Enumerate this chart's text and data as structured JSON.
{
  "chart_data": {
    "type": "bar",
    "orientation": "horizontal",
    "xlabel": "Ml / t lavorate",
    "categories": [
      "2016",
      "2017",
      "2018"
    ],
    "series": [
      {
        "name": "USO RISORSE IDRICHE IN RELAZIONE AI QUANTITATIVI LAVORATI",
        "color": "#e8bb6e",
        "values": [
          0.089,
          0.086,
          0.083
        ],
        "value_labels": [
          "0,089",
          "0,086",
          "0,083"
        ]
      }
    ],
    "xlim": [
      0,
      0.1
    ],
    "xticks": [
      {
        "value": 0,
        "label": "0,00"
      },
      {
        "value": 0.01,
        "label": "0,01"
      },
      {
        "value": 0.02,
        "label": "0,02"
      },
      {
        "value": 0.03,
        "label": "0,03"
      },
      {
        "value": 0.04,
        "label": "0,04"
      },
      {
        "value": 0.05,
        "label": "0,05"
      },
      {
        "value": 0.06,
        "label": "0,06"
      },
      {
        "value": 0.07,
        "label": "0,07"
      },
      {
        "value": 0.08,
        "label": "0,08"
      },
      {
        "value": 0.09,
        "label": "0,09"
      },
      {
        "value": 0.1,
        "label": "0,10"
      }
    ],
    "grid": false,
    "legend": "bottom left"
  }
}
::::
Given exercise:
Restate every line of the data word for word.

Solution to this task:
Enumerate this chart's text and data as structured JSON.
{
  "chart_data": {
    "type": "bar",
    "orientation": "horizontal",
    "xlabel": "Ml / t lavorate",
    "categories": [
      "2016",
      "2017",
      "2018"
    ],
    "series": [
      {
        "name": "USO RISORSE IDRICHE IN RELAZIONE AI QUANTITATIVI LAVORATI",
        "color": "#e8bb6e",
        "values": [
          0.089,
          0.086,
          0.083
        ],
        "value_labels": [
          "0,089",
          "0,086",
          "0,083"
        ]
      }
    ],
    "xlim": [
      0,
      0.1
    ],
    "xticks": [
      {
        "value": 0,
        "label": "0,00"
      },
      {
        "value": 0.01,
        "label": "0,01"
      },
      {
        "value": 0.02,
        "label": "0,02"
      },
      {
        "value": 0.03,
        "label": "0,03"
      },
      {
        "value": 0.04,
        "label": "0,04"
      },
      {
        "value": 0.05,
        "label": "0,05"
      },
      {
        "value": 0.06,
        "label": "0,06"
      },
      {
        "value": 0.07,
        "label": "0,07"
      },
      {
        "value": 0.08,
        "label": "0,08"
      },
      {
        "value": 0.09,
        "label": "0,09"
      },
      {
        "value": 0.1,
        "label": "0,10"
      }
    ],
    "grid": false,
    "legend": "bottom left"
  }
}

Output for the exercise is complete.